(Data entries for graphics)
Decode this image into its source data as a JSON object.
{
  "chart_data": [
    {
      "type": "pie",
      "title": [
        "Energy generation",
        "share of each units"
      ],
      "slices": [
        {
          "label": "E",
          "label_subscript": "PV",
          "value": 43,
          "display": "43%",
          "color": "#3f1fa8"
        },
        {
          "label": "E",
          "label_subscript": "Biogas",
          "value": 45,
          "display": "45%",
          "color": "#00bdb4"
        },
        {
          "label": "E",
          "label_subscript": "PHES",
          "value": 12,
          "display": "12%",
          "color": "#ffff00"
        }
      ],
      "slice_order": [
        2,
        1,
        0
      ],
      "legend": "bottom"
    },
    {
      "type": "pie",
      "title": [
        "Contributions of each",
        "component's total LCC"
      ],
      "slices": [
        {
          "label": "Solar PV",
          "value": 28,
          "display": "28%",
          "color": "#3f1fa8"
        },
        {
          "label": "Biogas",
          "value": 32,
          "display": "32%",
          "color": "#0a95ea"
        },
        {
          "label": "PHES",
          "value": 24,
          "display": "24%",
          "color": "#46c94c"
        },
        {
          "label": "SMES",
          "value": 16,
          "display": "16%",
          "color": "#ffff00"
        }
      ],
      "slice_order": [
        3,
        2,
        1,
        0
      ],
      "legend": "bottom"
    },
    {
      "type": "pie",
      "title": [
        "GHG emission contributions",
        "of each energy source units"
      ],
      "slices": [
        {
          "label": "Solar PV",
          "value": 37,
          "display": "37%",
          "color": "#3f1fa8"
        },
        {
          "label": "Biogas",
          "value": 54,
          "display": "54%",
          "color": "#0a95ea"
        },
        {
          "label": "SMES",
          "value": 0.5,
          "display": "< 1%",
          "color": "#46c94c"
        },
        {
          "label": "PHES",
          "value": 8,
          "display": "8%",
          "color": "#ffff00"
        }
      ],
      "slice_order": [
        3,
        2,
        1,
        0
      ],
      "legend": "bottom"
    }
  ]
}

--

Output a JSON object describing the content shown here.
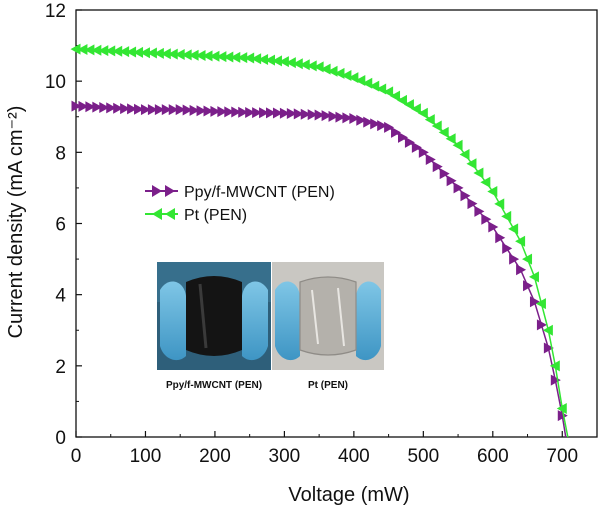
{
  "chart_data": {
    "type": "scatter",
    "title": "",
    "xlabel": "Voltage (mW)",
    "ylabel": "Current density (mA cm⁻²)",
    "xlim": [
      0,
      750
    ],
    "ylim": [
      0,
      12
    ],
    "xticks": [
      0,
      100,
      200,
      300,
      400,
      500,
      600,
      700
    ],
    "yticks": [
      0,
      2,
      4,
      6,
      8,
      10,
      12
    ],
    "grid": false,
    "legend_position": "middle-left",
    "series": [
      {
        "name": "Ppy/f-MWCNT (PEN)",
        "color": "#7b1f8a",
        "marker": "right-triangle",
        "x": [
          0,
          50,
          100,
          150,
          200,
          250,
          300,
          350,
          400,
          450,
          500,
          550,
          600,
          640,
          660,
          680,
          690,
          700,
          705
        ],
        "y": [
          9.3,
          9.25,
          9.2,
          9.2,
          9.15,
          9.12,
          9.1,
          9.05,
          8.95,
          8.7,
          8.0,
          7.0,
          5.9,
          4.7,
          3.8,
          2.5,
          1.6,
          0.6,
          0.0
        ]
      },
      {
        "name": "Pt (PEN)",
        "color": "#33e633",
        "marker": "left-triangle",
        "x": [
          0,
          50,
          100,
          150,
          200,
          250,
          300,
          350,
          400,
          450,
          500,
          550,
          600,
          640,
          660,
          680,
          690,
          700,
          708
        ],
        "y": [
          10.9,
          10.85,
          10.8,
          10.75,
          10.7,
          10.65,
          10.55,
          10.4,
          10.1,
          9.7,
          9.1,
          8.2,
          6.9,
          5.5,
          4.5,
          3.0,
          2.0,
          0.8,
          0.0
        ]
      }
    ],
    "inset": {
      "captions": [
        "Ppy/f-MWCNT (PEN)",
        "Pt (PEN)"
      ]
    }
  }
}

Exercise task — Look through the listing and extract every line with "source" in it.

Result for this task —
Decode this image into its source data as a JSON object.
        "of each energy source units"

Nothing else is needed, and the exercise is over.